Excerpts from a figure dataset:
/---

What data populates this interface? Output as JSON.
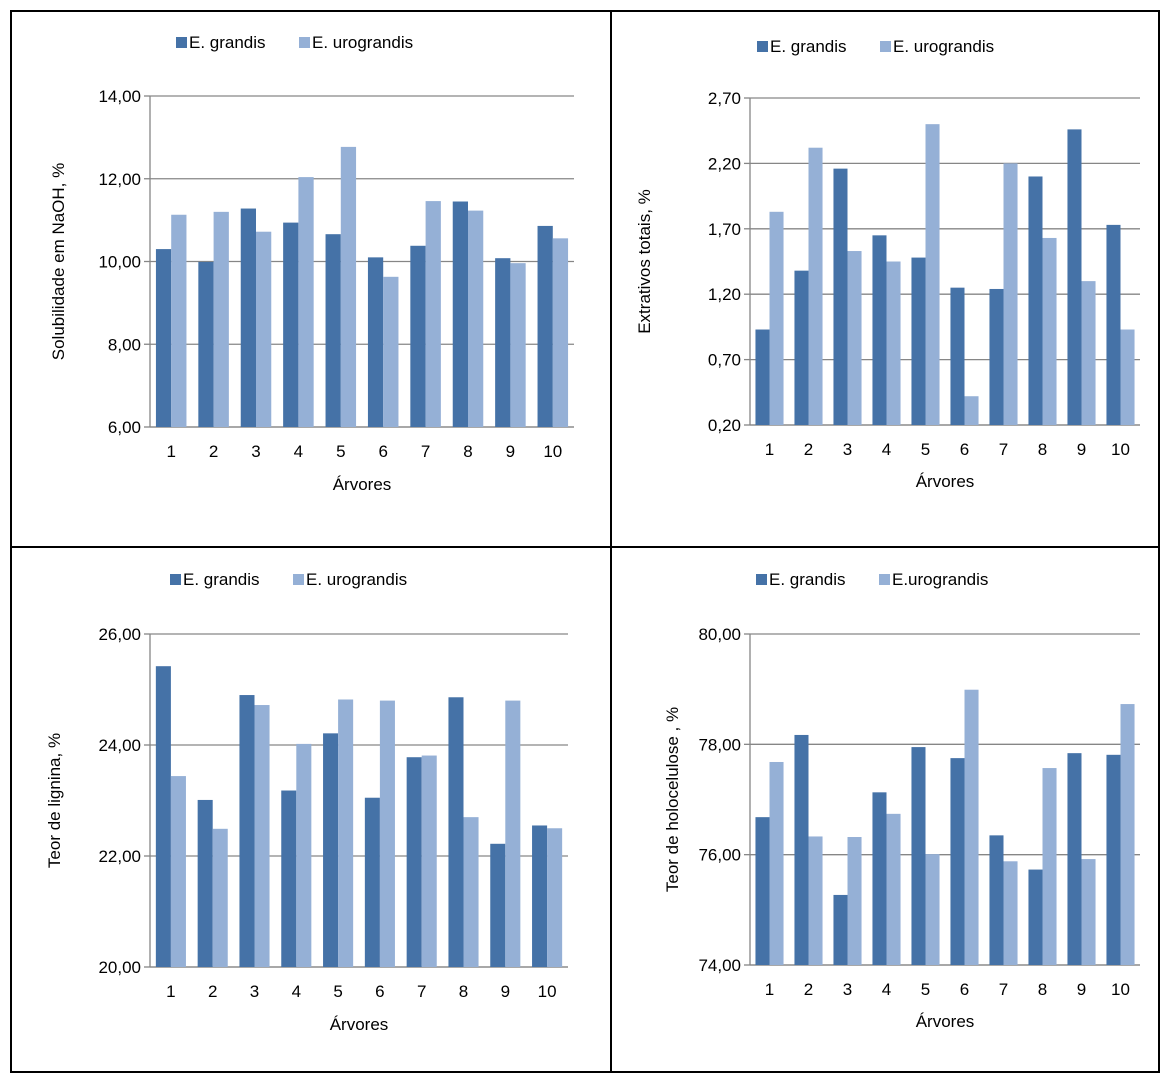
{
  "colors": {
    "grandis": "#4572A7",
    "urograndis": "#95B0D6",
    "grid": "#868686"
  },
  "chart_data": [
    {
      "type": "bar",
      "legend": [
        "E. grandis",
        "E. urograndis"
      ],
      "categories": [
        "1",
        "2",
        "3",
        "4",
        "5",
        "6",
        "7",
        "8",
        "9",
        "10"
      ],
      "series": [
        {
          "name": "E. grandis",
          "values": [
            10.3,
            9.99,
            11.28,
            10.94,
            10.66,
            10.1,
            10.38,
            11.45,
            10.08,
            10.86
          ]
        },
        {
          "name": "E. urograndis",
          "values": [
            11.13,
            11.2,
            10.72,
            12.04,
            12.77,
            9.63,
            11.46,
            11.23,
            9.96,
            10.56
          ]
        }
      ],
      "xlabel": "Árvores",
      "ylabel": "Solubilidade em NaOH, %",
      "ylim": [
        6.0,
        14.0
      ],
      "yticks": [
        "6,00",
        "8,00",
        "10,00",
        "12,00",
        "14,00"
      ],
      "grid": true,
      "legend_position": "top"
    },
    {
      "type": "bar",
      "legend": [
        "E. grandis",
        "E. urograndis"
      ],
      "categories": [
        "1",
        "2",
        "3",
        "4",
        "5",
        "6",
        "7",
        "8",
        "9",
        "10"
      ],
      "series": [
        {
          "name": "E. grandis",
          "values": [
            0.93,
            1.38,
            2.16,
            1.65,
            1.48,
            1.25,
            1.24,
            2.1,
            2.46,
            1.73
          ]
        },
        {
          "name": "E. urograndis",
          "values": [
            1.83,
            2.32,
            1.53,
            1.45,
            2.5,
            0.42,
            2.2,
            1.63,
            1.3,
            0.93
          ]
        }
      ],
      "xlabel": "Árvores",
      "ylabel": "Extrativos totais, %",
      "ylim": [
        0.2,
        2.7
      ],
      "yticks": [
        "0,20",
        "0,70",
        "1,20",
        "1,70",
        "2,20",
        "2,70"
      ],
      "grid": true,
      "legend_position": "top"
    },
    {
      "type": "bar",
      "legend": [
        "E. grandis",
        "E. urograndis"
      ],
      "categories": [
        "1",
        "2",
        "3",
        "4",
        "5",
        "6",
        "7",
        "8",
        "9",
        "10"
      ],
      "series": [
        {
          "name": "E. grandis",
          "values": [
            25.42,
            23.01,
            24.9,
            23.18,
            24.21,
            23.05,
            23.78,
            24.86,
            22.22,
            22.55
          ]
        },
        {
          "name": "E. urograndis",
          "values": [
            23.44,
            22.49,
            24.72,
            24.02,
            24.82,
            24.8,
            23.81,
            22.7,
            24.8,
            22.5
          ]
        }
      ],
      "xlabel": "Árvores",
      "ylabel": "Teor de lignina, %",
      "ylim": [
        20.0,
        26.0
      ],
      "yticks": [
        "20,00",
        "22,00",
        "24,00",
        "26,00"
      ],
      "grid": true,
      "legend_position": "top"
    },
    {
      "type": "bar",
      "legend": [
        "E. grandis",
        "E.urograndis"
      ],
      "categories": [
        "1",
        "2",
        "3",
        "4",
        "5",
        "6",
        "7",
        "8",
        "9",
        "10"
      ],
      "series": [
        {
          "name": "E. grandis",
          "values": [
            76.68,
            78.17,
            75.27,
            77.13,
            77.95,
            77.75,
            76.35,
            75.73,
            77.84,
            77.81
          ]
        },
        {
          "name": "E.urograndis",
          "values": [
            77.68,
            76.33,
            76.32,
            76.74,
            76.01,
            78.99,
            75.88,
            77.57,
            75.92,
            78.73
          ]
        }
      ],
      "xlabel": "Árvores",
      "ylabel": "Teor de holocelulose , %",
      "ylim": [
        74.0,
        80.0
      ],
      "yticks": [
        "74,00",
        "76,00",
        "78,00",
        "80,00"
      ],
      "grid": true,
      "legend_position": "top"
    }
  ]
}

\---

Exercise instructions » From the entries above, output every line exactly and omit any image.

Finished answer »
What data populates this interface? Output as JSON.
{
  "colors": {
    "grandis": "#4572A7",
    "urograndis": "#95B0D6",
    "grid": "#868686"
  },
  "chart_data": [
    {
      "type": "bar",
      "legend": [
        "E. grandis",
        "E. urograndis"
      ],
      "categories": [
        "1",
        "2",
        "3",
        "4",
        "5",
        "6",
        "7",
        "8",
        "9",
        "10"
      ],
      "series": [
        {
          "name": "E. grandis",
          "values": [
            10.3,
            9.99,
            11.28,
            10.94,
            10.66,
            10.1,
            10.38,
            11.45,
            10.08,
            10.86
          ]
        },
        {
          "name": "E. urograndis",
          "values": [
            11.13,
            11.2,
            10.72,
            12.04,
            12.77,
            9.63,
            11.46,
            11.23,
            9.96,
            10.56
          ]
        }
      ],
      "xlabel": "Árvores",
      "ylabel": "Solubilidade em NaOH, %",
      "ylim": [
        6.0,
        14.0
      ],
      "yticks": [
        "6,00",
        "8,00",
        "10,00",
        "12,00",
        "14,00"
      ],
      "grid": true,
      "legend_position": "top"
    },
    {
      "type": "bar",
      "legend": [
        "E. grandis",
        "E. urograndis"
      ],
      "categories": [
        "1",
        "2",
        "3",
        "4",
        "5",
        "6",
        "7",
        "8",
        "9",
        "10"
      ],
      "series": [
        {
          "name": "E. grandis",
          "values": [
            0.93,
            1.38,
            2.16,
            1.65,
            1.48,
            1.25,
            1.24,
            2.1,
            2.46,
            1.73
          ]
        },
        {
          "name": "E. urograndis",
          "values": [
            1.83,
            2.32,
            1.53,
            1.45,
            2.5,
            0.42,
            2.2,
            1.63,
            1.3,
            0.93
          ]
        }
      ],
      "xlabel": "Árvores",
      "ylabel": "Extrativos totais, %",
      "ylim": [
        0.2,
        2.7
      ],
      "yticks": [
        "0,20",
        "0,70",
        "1,20",
        "1,70",
        "2,20",
        "2,70"
      ],
      "grid": true,
      "legend_position": "top"
    },
    {
      "type": "bar",
      "legend": [
        "E. grandis",
        "E. urograndis"
      ],
      "categories": [
        "1",
        "2",
        "3",
        "4",
        "5",
        "6",
        "7",
        "8",
        "9",
        "10"
      ],
      "series": [
        {
          "name": "E. grandis",
          "values": [
            25.42,
            23.01,
            24.9,
            23.18,
            24.21,
            23.05,
            23.78,
            24.86,
            22.22,
            22.55
          ]
        },
        {
          "name": "E. urograndis",
          "values": [
            23.44,
            22.49,
            24.72,
            24.02,
            24.82,
            24.8,
            23.81,
            22.7,
            24.8,
            22.5
          ]
        }
      ],
      "xlabel": "Árvores",
      "ylabel": "Teor de lignina, %",
      "ylim": [
        20.0,
        26.0
      ],
      "yticks": [
        "20,00",
        "22,00",
        "24,00",
        "26,00"
      ],
      "grid": true,
      "legend_position": "top"
    },
    {
      "type": "bar",
      "legend": [
        "E. grandis",
        "E.urograndis"
      ],
      "categories": [
        "1",
        "2",
        "3",
        "4",
        "5",
        "6",
        "7",
        "8",
        "9",
        "10"
      ],
      "series": [
        {
          "name": "E. grandis",
          "values": [
            76.68,
            78.17,
            75.27,
            77.13,
            77.95,
            77.75,
            76.35,
            75.73,
            77.84,
            77.81
          ]
        },
        {
          "name": "E.urograndis",
          "values": [
            77.68,
            76.33,
            76.32,
            76.74,
            76.01,
            78.99,
            75.88,
            77.57,
            75.92,
            78.73
          ]
        }
      ],
      "xlabel": "Árvores",
      "ylabel": "Teor de holocelulose , %",
      "ylim": [
        74.0,
        80.0
      ],
      "yticks": [
        "74,00",
        "76,00",
        "78,00",
        "80,00"
      ],
      "grid": true,
      "legend_position": "top"
    }
  ]
}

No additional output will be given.